#### Work to be completed
Your output is the line containing "What does this" plus all lines after it to the end of the records, reproduced exactly, with nothing else.
######
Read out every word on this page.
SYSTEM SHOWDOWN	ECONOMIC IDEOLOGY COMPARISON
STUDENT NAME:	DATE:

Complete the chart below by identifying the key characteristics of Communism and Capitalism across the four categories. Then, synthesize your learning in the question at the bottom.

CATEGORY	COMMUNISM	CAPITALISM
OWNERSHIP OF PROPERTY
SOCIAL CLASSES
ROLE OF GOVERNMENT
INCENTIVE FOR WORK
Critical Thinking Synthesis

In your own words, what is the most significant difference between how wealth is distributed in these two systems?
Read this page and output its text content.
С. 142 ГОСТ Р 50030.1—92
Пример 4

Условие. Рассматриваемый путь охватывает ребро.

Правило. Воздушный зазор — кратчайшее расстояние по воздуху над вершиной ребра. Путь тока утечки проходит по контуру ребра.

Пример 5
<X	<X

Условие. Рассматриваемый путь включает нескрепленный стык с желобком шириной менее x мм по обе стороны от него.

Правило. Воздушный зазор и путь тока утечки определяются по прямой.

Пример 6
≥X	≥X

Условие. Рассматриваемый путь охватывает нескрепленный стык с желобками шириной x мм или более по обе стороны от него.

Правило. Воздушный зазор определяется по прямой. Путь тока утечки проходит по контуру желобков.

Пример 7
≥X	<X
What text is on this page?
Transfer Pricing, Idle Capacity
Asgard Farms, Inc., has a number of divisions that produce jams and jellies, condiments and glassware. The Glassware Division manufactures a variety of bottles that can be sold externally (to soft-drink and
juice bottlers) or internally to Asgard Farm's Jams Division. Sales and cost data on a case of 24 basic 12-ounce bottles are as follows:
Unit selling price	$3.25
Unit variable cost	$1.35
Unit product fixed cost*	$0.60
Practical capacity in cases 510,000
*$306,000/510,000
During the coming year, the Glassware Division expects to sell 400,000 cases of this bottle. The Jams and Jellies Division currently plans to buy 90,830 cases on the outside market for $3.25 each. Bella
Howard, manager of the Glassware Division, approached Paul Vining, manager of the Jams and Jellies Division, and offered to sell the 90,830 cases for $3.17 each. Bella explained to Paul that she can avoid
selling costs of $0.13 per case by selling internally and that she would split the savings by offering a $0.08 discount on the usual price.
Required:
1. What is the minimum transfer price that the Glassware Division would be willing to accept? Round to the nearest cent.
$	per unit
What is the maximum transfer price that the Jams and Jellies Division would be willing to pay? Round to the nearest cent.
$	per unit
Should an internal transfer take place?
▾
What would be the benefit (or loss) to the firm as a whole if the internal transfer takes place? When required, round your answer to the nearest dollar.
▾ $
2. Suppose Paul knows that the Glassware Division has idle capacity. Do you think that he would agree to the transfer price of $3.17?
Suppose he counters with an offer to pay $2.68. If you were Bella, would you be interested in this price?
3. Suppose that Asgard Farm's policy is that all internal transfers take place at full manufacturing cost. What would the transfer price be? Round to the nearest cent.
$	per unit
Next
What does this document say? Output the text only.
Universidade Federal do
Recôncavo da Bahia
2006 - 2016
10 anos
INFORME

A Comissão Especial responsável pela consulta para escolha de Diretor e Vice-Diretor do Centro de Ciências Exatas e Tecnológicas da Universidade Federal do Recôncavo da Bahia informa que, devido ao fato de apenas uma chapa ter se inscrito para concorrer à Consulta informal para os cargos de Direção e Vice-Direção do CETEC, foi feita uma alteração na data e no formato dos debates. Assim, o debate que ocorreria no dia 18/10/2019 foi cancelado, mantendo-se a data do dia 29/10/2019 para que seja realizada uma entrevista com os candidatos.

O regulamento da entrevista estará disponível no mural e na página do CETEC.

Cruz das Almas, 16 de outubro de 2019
######
#### Full solution
What does this document say? Output the text only.
Universidade Federal do
Recôncavo da Bahia
2006 - 2016
10 anos
INFORME

A Comissão Especial responsável pela consulta para escolha de Diretor e Vice-Diretor do Centro de Ciências Exatas e Tecnológicas da Universidade Federal do Recôncavo da Bahia informa que, devido ao fato de apenas uma chapa ter se inscrito para concorrer à Consulta informal para os cargos de Direção e Vice-Direção do CETEC, foi feita uma alteração na data e no formato dos debates. Assim, o debate que ocorreria no dia 18/10/2019 foi cancelado, mantendo-se a data do dia 29/10/2019 para que seja realizada uma entrevista com os candidatos.

O regulamento da entrevista estará disponível no mural e na página do CETEC.

Cruz das Almas, 16 de outubro de 2019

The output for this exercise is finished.